Transcribe all the entries word for word, skipping the pictures.

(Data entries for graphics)
▼

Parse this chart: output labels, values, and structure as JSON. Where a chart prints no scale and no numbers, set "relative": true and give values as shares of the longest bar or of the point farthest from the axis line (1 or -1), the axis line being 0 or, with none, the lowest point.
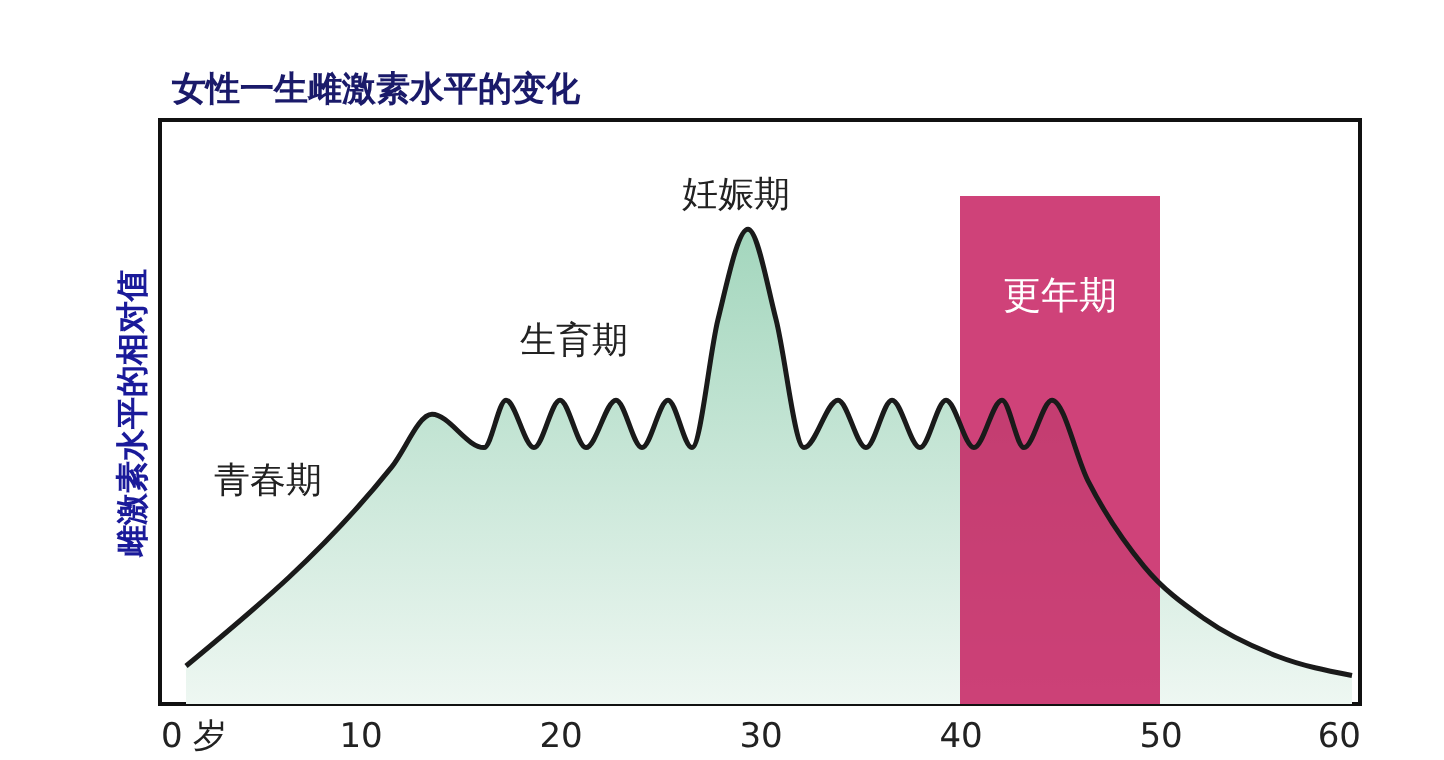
{
  "chart_data": {
    "type": "area",
    "title": "女性一生雌激素水平的变化",
    "ylabel": "雌激素水平的相对值",
    "relative": true,
    "x": [
      1.3,
      11.6,
      13.6,
      16.2,
      17.3,
      18.7,
      20.0,
      21.3,
      22.8,
      24.1,
      25.4,
      26.6,
      27.9,
      29.4,
      30.8,
      32.2,
      33.9,
      35.3,
      36.6,
      38.0,
      39.3,
      40.7,
      42.1,
      43.2,
      44.6,
      46.4,
      49.2,
      52.2,
      55.9,
      59.6
    ],
    "series": [
      {
        "color": "#a3d6bd",
        "values": [
          0.08,
          0.5,
          0.61,
          0.54,
          0.64,
          0.54,
          0.64,
          0.54,
          0.64,
          0.54,
          0.64,
          0.54,
          0.81,
          1.0,
          0.81,
          0.54,
          0.64,
          0.54,
          0.64,
          0.54,
          0.64,
          0.54,
          0.64,
          0.54,
          0.64,
          0.47,
          0.29,
          0.18,
          0.1,
          0.06
        ]
      }
    ],
    "xlim": [
      0,
      60
    ],
    "xticks": [
      {
        "value": 0,
        "label": "0 岁"
      },
      10,
      20,
      30,
      40,
      50,
      60
    ],
    "bands": [
      {
        "axis": "x",
        "from": 40,
        "to": 50,
        "label": "更年期",
        "color": "#c4185c"
      }
    ],
    "annotations": [
      "青春期",
      "生育期",
      "妊娠期"
    ],
    "grid": false
  }
}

▲

> **Written solution**:
Parse this chart: output labels, values, and structure as JSON. Where a chart prints no scale and no numbers, set "relative": true and give values as shares of the longest bar or of the point farthest from the axis line (1 or -1), the axis line being 0 or, with none, the lowest point.
{
  "chart_data": {
    "type": "area",
    "title": "女性一生雌激素水平的变化",
    "ylabel": "雌激素水平的相对值",
    "relative": true,
    "x": [
      1.3,
      11.6,
      13.6,
      16.2,
      17.3,
      18.7,
      20.0,
      21.3,
      22.8,
      24.1,
      25.4,
      26.6,
      27.9,
      29.4,
      30.8,
      32.2,
      33.9,
      35.3,
      36.6,
      38.0,
      39.3,
      40.7,
      42.1,
      43.2,
      44.6,
      46.4,
      49.2,
      52.2,
      55.9,
      59.6
    ],
    "series": [
      {
        "color": "#a3d6bd",
        "values": [
          0.08,
          0.5,
          0.61,
          0.54,
          0.64,
          0.54,
          0.64,
          0.54,
          0.64,
          0.54,
          0.64,
          0.54,
          0.81,
          1.0,
          0.81,
          0.54,
          0.64,
          0.54,
          0.64,
          0.54,
          0.64,
          0.54,
          0.64,
          0.54,
          0.64,
          0.47,
          0.29,
          0.18,
          0.1,
          0.06
        ]
      }
    ],
    "xlim": [
      0,
      60
    ],
    "xticks": [
      {
        "value": 0,
        "label": "0 岁"
      },
      10,
      20,
      30,
      40,
      50,
      60
    ],
    "bands": [
      {
        "axis": "x",
        "from": 40,
        "to": 50,
        "label": "更年期",
        "color": "#c4185c"
      }
    ],
    "annotations": [
      "青春期",
      "生育期",
      "妊娠期"
    ],
    "grid": false
  }
}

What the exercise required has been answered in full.